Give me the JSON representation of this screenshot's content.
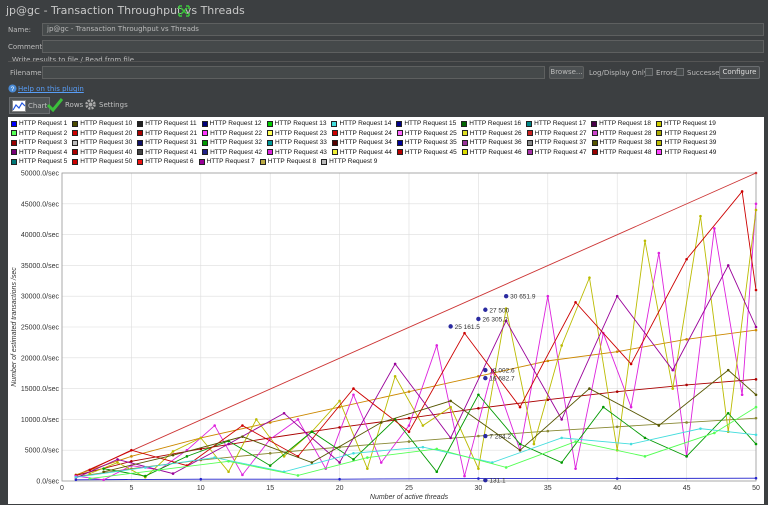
{
  "window": {
    "title": "jp@gc - Transaction Throughput vs Threads"
  },
  "form": {
    "name_label": "Name:",
    "name_value": "jp@gc - Transaction Throughput vs Threads",
    "comments_label": "Comments:",
    "comments_value": "",
    "write_results_label": "Write results to file / Read from file",
    "filename_label": "Filename",
    "filename_value": "",
    "browse_label": "Browse...",
    "log_display_label": "Log/Display Only:",
    "errors_label": "Errors",
    "successes_label": "Successes",
    "configure_label": "Configure",
    "help_link": "Help on this plugin"
  },
  "tabs": [
    {
      "label": "Chart",
      "icon": "chart-icon",
      "active": true
    },
    {
      "label": "Rows",
      "icon": "checkmark-icon",
      "active": false
    },
    {
      "label": "Settings",
      "icon": "gear-icon",
      "active": false
    }
  ],
  "chart_data": {
    "type": "line",
    "xlabel": "Number of active threads",
    "ylabel": "Number of estimated transactions /sec",
    "xlim": [
      0,
      50
    ],
    "ylim": [
      0,
      50000
    ],
    "xticks": [
      "0",
      "5",
      "10",
      "15",
      "20",
      "25",
      "30",
      "35",
      "40",
      "45",
      "50"
    ],
    "yticks": [
      "0.0/sec",
      "5000.0/sec",
      "10000.0/sec",
      "15000.0/sec",
      "20000.0/sec",
      "25000.0/sec",
      "30000.0/sec",
      "35000.0/sec",
      "40000.0/sec",
      "45000.0/sec",
      "50000.0/sec"
    ],
    "legend": [
      {
        "name": "HTTP Request 1",
        "color": "#0000ff"
      },
      {
        "name": "HTTP Request 10",
        "color": "#4b4b00"
      },
      {
        "name": "HTTP Request 11",
        "color": "#222222"
      },
      {
        "name": "HTTP Request 12",
        "color": "#00007a"
      },
      {
        "name": "HTTP Request 13",
        "color": "#00cc00"
      },
      {
        "name": "HTTP Request 14",
        "color": "#44dddd"
      },
      {
        "name": "HTTP Request 15",
        "color": "#000088"
      },
      {
        "name": "HTTP Request 16",
        "color": "#006600"
      },
      {
        "name": "HTTP Request 17",
        "color": "#008888"
      },
      {
        "name": "HTTP Request 18",
        "color": "#4a004a"
      },
      {
        "name": "HTTP Request 19",
        "color": "#cccc00"
      },
      {
        "name": "HTTP Request 2",
        "color": "#55ff55"
      },
      {
        "name": "HTTP Request 20",
        "color": "#cc0000"
      },
      {
        "name": "HTTP Request 21",
        "color": "#aa0000"
      },
      {
        "name": "HTTP Request 22",
        "color": "#ff33ff"
      },
      {
        "name": "HTTP Request 23",
        "color": "#ffff55"
      },
      {
        "name": "HTTP Request 24",
        "color": "#cc0000"
      },
      {
        "name": "HTTP Request 25",
        "color": "#ff66ff"
      },
      {
        "name": "HTTP Request 26",
        "color": "#dddd22"
      },
      {
        "name": "HTTP Request 27",
        "color": "#cc2222"
      },
      {
        "name": "HTTP Request 28",
        "color": "#cc44cc"
      },
      {
        "name": "HTTP Request 29",
        "color": "#aaaa00"
      },
      {
        "name": "HTTP Request 3",
        "color": "#990000"
      },
      {
        "name": "HTTP Request 30",
        "color": "#bbbbbb"
      },
      {
        "name": "HTTP Request 31",
        "color": "#111166"
      },
      {
        "name": "HTTP Request 32",
        "color": "#009900"
      },
      {
        "name": "HTTP Request 33",
        "color": "#009999"
      },
      {
        "name": "HTTP Request 34",
        "color": "#550000"
      },
      {
        "name": "HTTP Request 35",
        "color": "#000099"
      },
      {
        "name": "HTTP Request 36",
        "color": "#993399"
      },
      {
        "name": "HTTP Request 37",
        "color": "#888888"
      },
      {
        "name": "HTTP Request 38",
        "color": "#555500"
      },
      {
        "name": "HTTP Request 39",
        "color": "#bbbb00"
      },
      {
        "name": "HTTP Request 4",
        "color": "#770077"
      },
      {
        "name": "HTTP Request 40",
        "color": "#aa0000"
      },
      {
        "name": "HTTP Request 41",
        "color": "#444444"
      },
      {
        "name": "HTTP Request 42",
        "color": "#222288"
      },
      {
        "name": "HTTP Request 43",
        "color": "#dd22dd"
      },
      {
        "name": "HTTP Request 44",
        "color": "#eeee33"
      },
      {
        "name": "HTTP Request 45",
        "color": "#bb0000"
      },
      {
        "name": "HTTP Request 46",
        "color": "#dddd00"
      },
      {
        "name": "HTTP Request 47",
        "color": "#aa33aa"
      },
      {
        "name": "HTTP Request 48",
        "color": "#990000"
      },
      {
        "name": "HTTP Request 49",
        "color": "#ff44ff"
      },
      {
        "name": "HTTP Request 5",
        "color": "#007777"
      },
      {
        "name": "HTTP Request 50",
        "color": "#cc0000"
      },
      {
        "name": "HTTP Request 6",
        "color": "#ee1111"
      },
      {
        "name": "HTTP Request 7",
        "color": "#990099"
      },
      {
        "name": "HTTP Request 8",
        "color": "#bbaa44"
      },
      {
        "name": "HTTP Request 9",
        "color": "#bbbbbb"
      }
    ],
    "series": [
      {
        "color": "#cc3333",
        "x": [
          1,
          50
        ],
        "y": [
          900,
          50000
        ]
      },
      {
        "color": "#cc8800",
        "x": [
          1,
          5,
          10,
          15,
          20,
          25,
          30,
          35,
          40,
          45,
          50
        ],
        "y": [
          1000,
          4000,
          7000,
          9500,
          12000,
          14500,
          17000,
          19500,
          21000,
          23000,
          24500
        ]
      },
      {
        "color": "#aa0000",
        "x": [
          1,
          5,
          10,
          15,
          20,
          25,
          30,
          35,
          40,
          45,
          50
        ],
        "y": [
          900,
          3200,
          5200,
          7000,
          8700,
          10200,
          11800,
          13200,
          14500,
          15600,
          16500
        ]
      },
      {
        "color": "#888833",
        "x": [
          1,
          5,
          10,
          15,
          20,
          25,
          30,
          35,
          40,
          45,
          50
        ],
        "y": [
          700,
          2000,
          3400,
          4500,
          5500,
          6400,
          7300,
          8100,
          8800,
          9500,
          10200
        ]
      },
      {
        "color": "#2222cc",
        "x": [
          1,
          10,
          20,
          30,
          40,
          50
        ],
        "y": [
          200,
          300,
          300,
          400,
          400,
          450
        ]
      },
      {
        "color": "#dd22dd",
        "x": [
          1,
          3,
          5,
          7,
          9,
          11,
          13,
          15,
          17,
          19,
          21,
          23,
          25,
          27,
          29,
          31,
          33,
          35,
          37,
          39,
          41,
          43,
          45,
          47,
          49,
          50
        ],
        "y": [
          800,
          200,
          2500,
          1800,
          5000,
          9000,
          1000,
          6800,
          10000,
          2000,
          14000,
          3000,
          9000,
          22000,
          800,
          18000,
          5000,
          30000,
          2000,
          24000,
          12000,
          37000,
          4000,
          41000,
          14000,
          45000
        ]
      },
      {
        "color": "#bbbb00",
        "x": [
          2,
          4,
          6,
          8,
          10,
          12,
          14,
          16,
          18,
          20,
          22,
          24,
          26,
          28,
          30,
          32,
          34,
          36,
          38,
          40,
          42,
          44,
          46,
          48,
          50
        ],
        "y": [
          1200,
          3000,
          600,
          4800,
          7000,
          1500,
          10000,
          4000,
          8000,
          13000,
          2000,
          17000,
          9000,
          12000,
          2000,
          28000,
          6000,
          22000,
          33000,
          5000,
          39000,
          15000,
          43000,
          8000,
          44000
        ]
      },
      {
        "color": "#009900",
        "x": [
          3,
          6,
          9,
          12,
          15,
          18,
          21,
          24,
          27,
          30,
          33,
          36,
          39,
          42,
          45,
          48,
          50
        ],
        "y": [
          2000,
          800,
          4000,
          6500,
          2500,
          8000,
          3500,
          10000,
          1500,
          14000,
          6000,
          3000,
          12000,
          7000,
          4000,
          11000,
          6000
        ]
      },
      {
        "color": "#990099",
        "x": [
          1,
          4,
          8,
          12,
          16,
          20,
          24,
          28,
          32,
          36,
          40,
          44,
          48,
          50
        ],
        "y": [
          500,
          3500,
          1200,
          6000,
          11000,
          3000,
          19000,
          7000,
          26000,
          10000,
          30000,
          18000,
          35000,
          25000
        ]
      },
      {
        "color": "#cc0000",
        "x": [
          2,
          5,
          9,
          13,
          17,
          21,
          25,
          29,
          33,
          37,
          41,
          45,
          49,
          50
        ],
        "y": [
          1800,
          5000,
          2500,
          9000,
          4000,
          15000,
          8000,
          24000,
          12000,
          29000,
          19000,
          36000,
          47000,
          31000
        ]
      },
      {
        "color": "#44dddd",
        "x": [
          1,
          6,
          11,
          16,
          21,
          26,
          31,
          36,
          41,
          46,
          50
        ],
        "y": [
          600,
          2200,
          3800,
          1500,
          4500,
          5500,
          3000,
          7000,
          6000,
          8500,
          7500
        ]
      },
      {
        "color": "#55ff55",
        "x": [
          2,
          7,
          12,
          17,
          22,
          27,
          32,
          37,
          42,
          47,
          50
        ],
        "y": [
          400,
          1800,
          3200,
          900,
          3800,
          5200,
          2200,
          6400,
          4000,
          7800,
          12000
        ]
      },
      {
        "color": "#555500",
        "x": [
          3,
          8,
          13,
          18,
          23,
          28,
          33,
          38,
          43,
          48,
          50
        ],
        "y": [
          1500,
          4200,
          7200,
          3000,
          9500,
          13000,
          5000,
          15000,
          9000,
          18000,
          14000
        ]
      }
    ],
    "annotations": [
      {
        "text": "30 651.9",
        "x": 32,
        "y": 30000
      },
      {
        "text": "27 500",
        "x": 30.5,
        "y": 27800
      },
      {
        "text": "26 305.2",
        "x": 30,
        "y": 26300
      },
      {
        "text": "25 161.5",
        "x": 28,
        "y": 25100
      },
      {
        "text": "18 002.6",
        "x": 30.5,
        "y": 18000
      },
      {
        "text": "16 682.7",
        "x": 30.5,
        "y": 16700
      },
      {
        "text": "7 284.2",
        "x": 30.5,
        "y": 7300
      },
      {
        "text": "131.1",
        "x": 30.5,
        "y": 131
      }
    ]
  }
}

☆ ☆ ☆ ☆ ☆ ☆ ☆

* **BRIEF**:
Show all lines from the records above where the word "text" occurs.

* **COMPLETED TASK**:
        "text": "30 651.9",
        "text": "27 500",
        "text": "26 305.2",
        "text": "25 161.5",
        "text": "18 002.6",
        "text": "16 682.7",
        "text": "7 284.2",
        "text": "131.1",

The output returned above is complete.